## Problem to work on
Print the listing as it stands, omitting all images.
## start Provided information
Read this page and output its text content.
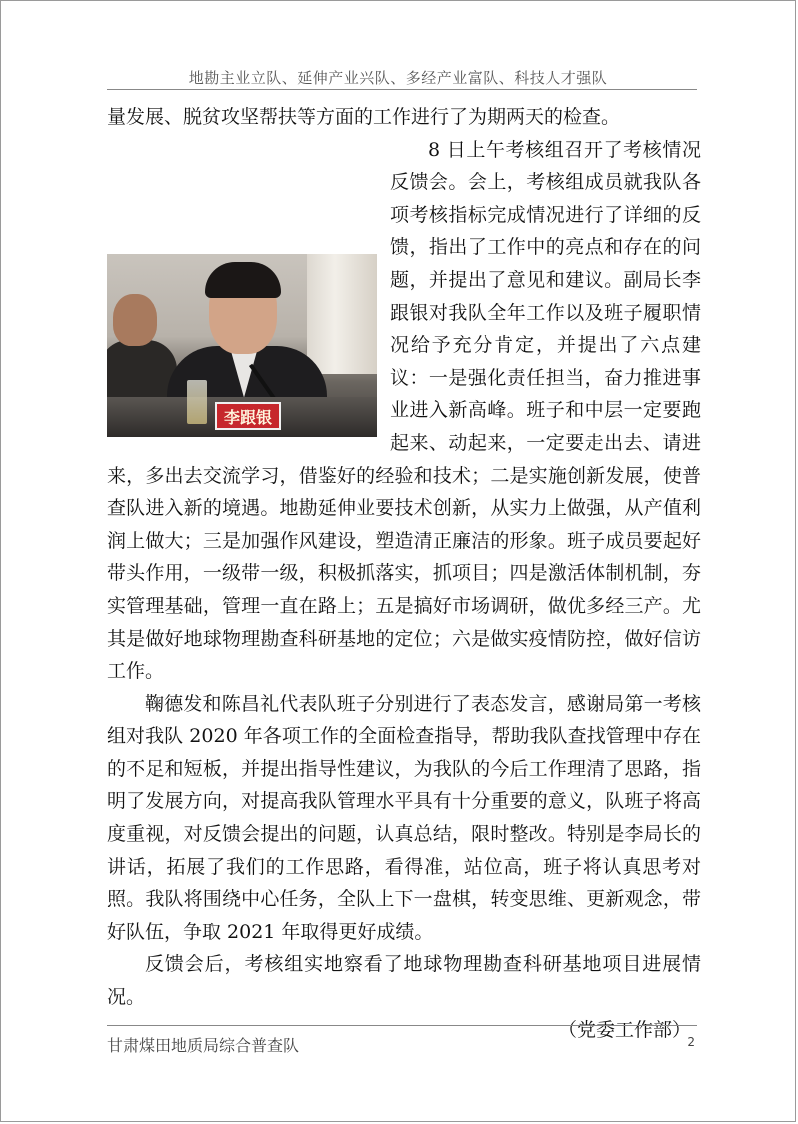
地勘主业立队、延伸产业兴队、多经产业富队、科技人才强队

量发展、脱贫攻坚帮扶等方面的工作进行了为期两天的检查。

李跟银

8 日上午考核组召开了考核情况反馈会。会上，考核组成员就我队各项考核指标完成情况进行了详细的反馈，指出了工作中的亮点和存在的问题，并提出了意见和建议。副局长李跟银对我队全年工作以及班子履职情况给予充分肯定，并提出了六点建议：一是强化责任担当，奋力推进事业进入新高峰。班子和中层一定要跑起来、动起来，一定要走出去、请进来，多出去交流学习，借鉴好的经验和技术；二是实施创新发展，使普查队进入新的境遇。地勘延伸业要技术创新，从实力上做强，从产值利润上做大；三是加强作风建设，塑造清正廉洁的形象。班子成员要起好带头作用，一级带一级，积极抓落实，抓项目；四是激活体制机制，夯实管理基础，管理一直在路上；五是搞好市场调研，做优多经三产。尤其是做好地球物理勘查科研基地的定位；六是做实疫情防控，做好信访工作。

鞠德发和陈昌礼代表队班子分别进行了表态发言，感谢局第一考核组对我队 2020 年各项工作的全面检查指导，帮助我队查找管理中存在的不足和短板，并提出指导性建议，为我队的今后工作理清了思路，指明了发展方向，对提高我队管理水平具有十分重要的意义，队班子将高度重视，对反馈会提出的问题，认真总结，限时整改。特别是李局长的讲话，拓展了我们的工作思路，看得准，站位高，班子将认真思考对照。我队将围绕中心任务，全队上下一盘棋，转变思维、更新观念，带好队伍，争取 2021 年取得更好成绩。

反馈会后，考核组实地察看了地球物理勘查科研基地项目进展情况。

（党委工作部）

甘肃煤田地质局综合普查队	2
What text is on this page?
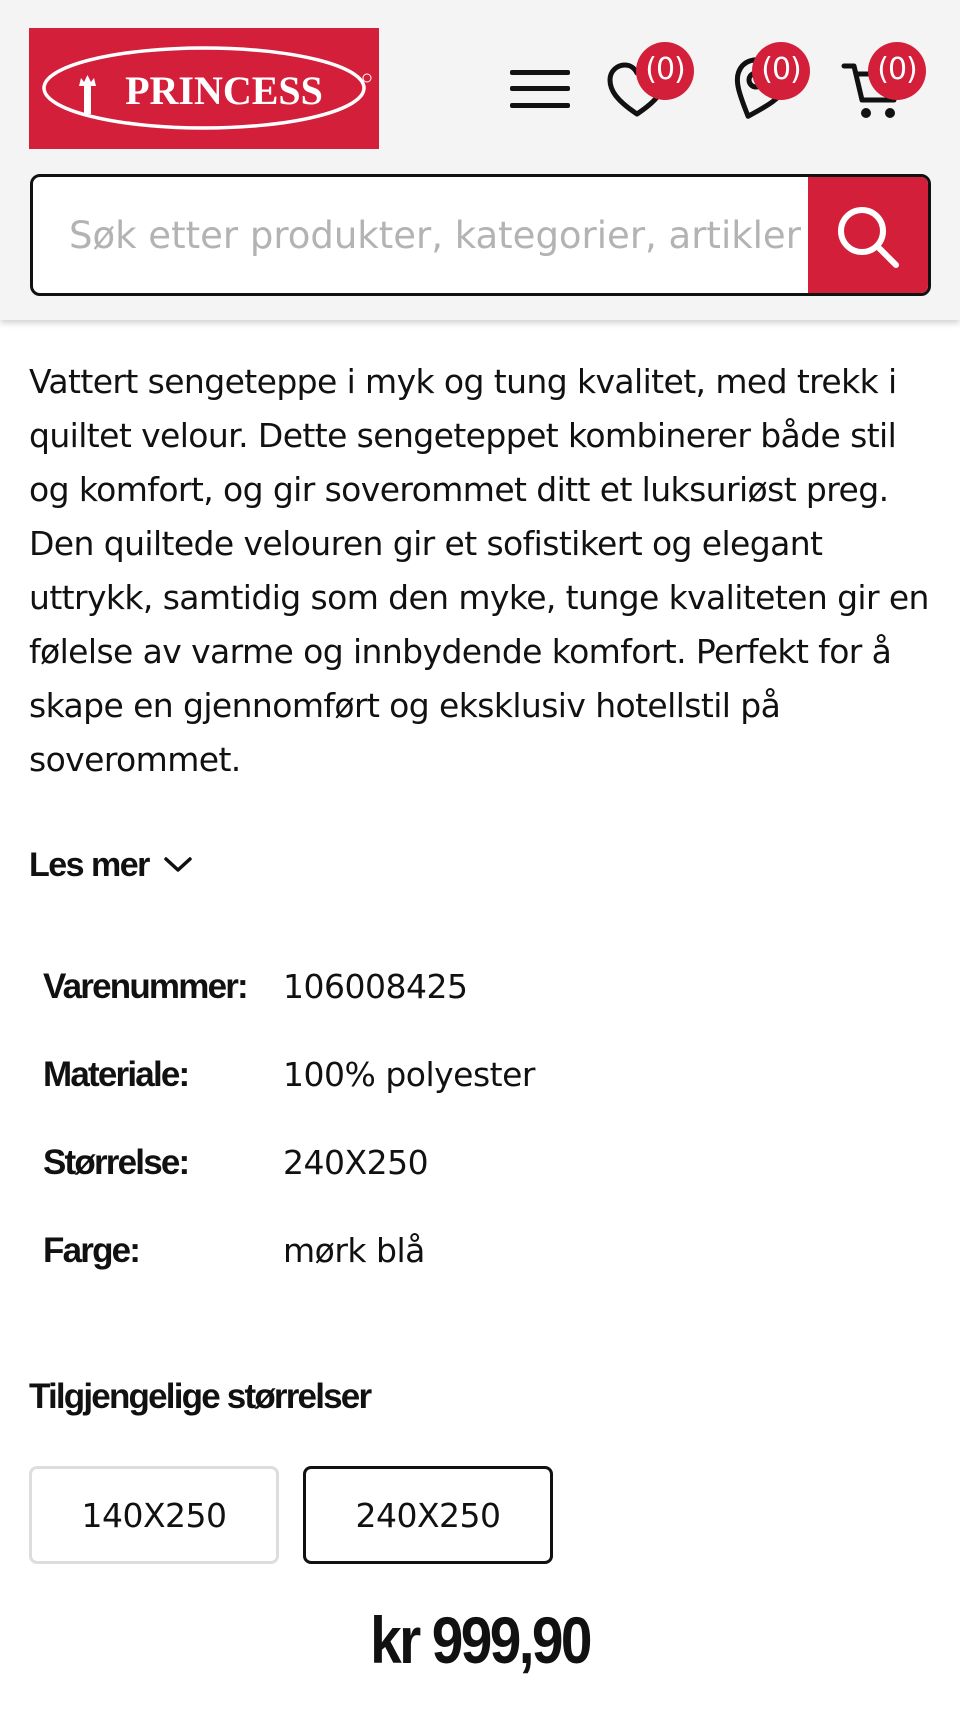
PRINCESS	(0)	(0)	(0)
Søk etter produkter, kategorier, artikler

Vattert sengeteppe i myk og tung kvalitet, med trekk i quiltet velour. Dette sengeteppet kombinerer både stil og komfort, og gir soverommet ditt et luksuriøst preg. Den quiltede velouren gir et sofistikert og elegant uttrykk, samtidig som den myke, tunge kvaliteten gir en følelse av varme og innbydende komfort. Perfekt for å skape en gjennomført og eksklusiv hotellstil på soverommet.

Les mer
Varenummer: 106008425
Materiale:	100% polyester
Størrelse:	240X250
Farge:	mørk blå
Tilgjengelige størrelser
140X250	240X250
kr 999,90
## end Provided information
## Output for this exercise
Read this page and output its text content.
地勘主业立队、延伸产业兴队、多经产业富队、科技人才强队

量发展、脱贫攻坚帮扶等方面的工作进行了为期两天的检查。

李跟银

8 日上午考核组召开了考核情况反馈会。会上，考核组成员就我队各项考核指标完成情况进行了详细的反馈，指出了工作中的亮点和存在的问题，并提出了意见和建议。副局长李跟银对我队全年工作以及班子履职情况给予充分肯定，并提出了六点建议：一是强化责任担当，奋力推进事业进入新高峰。班子和中层一定要跑起来、动起来，一定要走出去、请进来，多出去交流学习，借鉴好的经验和技术；二是实施创新发展，使普查队进入新的境遇。地勘延伸业要技术创新，从实力上做强，从产值利润上做大；三是加强作风建设，塑造清正廉洁的形象。班子成员要起好带头作用，一级带一级，积极抓落实，抓项目；四是激活体制机制，夯实管理基础，管理一直在路上；五是搞好市场调研，做优多经三产。尤其是做好地球物理勘查科研基地的定位；六是做实疫情防控，做好信访工作。

鞠德发和陈昌礼代表队班子分别进行了表态发言，感谢局第一考核组对我队 2020 年各项工作的全面检查指导，帮助我队查找管理中存在的不足和短板，并提出指导性建议，为我队的今后工作理清了思路，指明了发展方向，对提高我队管理水平具有十分重要的意义，队班子将高度重视，对反馈会提出的问题，认真总结，限时整改。特别是李局长的讲话，拓展了我们的工作思路，看得准，站位高，班子将认真思考对照。我队将围绕中心任务，全队上下一盘棋，转变思维、更新观念，带好队伍，争取 2021 年取得更好成绩。

反馈会后，考核组实地察看了地球物理勘查科研基地项目进展情况。

（党委工作部）

甘肃煤田地质局综合普查队	2
What text is on this page?
PRINCESS	(0)	(0)	(0)
Søk etter produkter, kategorier, artikler

Vattert sengeteppe i myk og tung kvalitet, med trekk i quiltet velour. Dette sengeteppet kombinerer både stil og komfort, og gir soverommet ditt et luksuriøst preg. Den quiltede velouren gir et sofistikert og elegant uttrykk, samtidig som den myke, tunge kvaliteten gir en følelse av varme og innbydende komfort. Perfekt for å skape en gjennomført og eksklusiv hotellstil på soverommet.

Les mer
Varenummer: 106008425
Materiale:	100% polyester
Størrelse:	240X250
Farge:	mørk blå
Tilgjengelige størrelser
140X250	240X250
kr 999,90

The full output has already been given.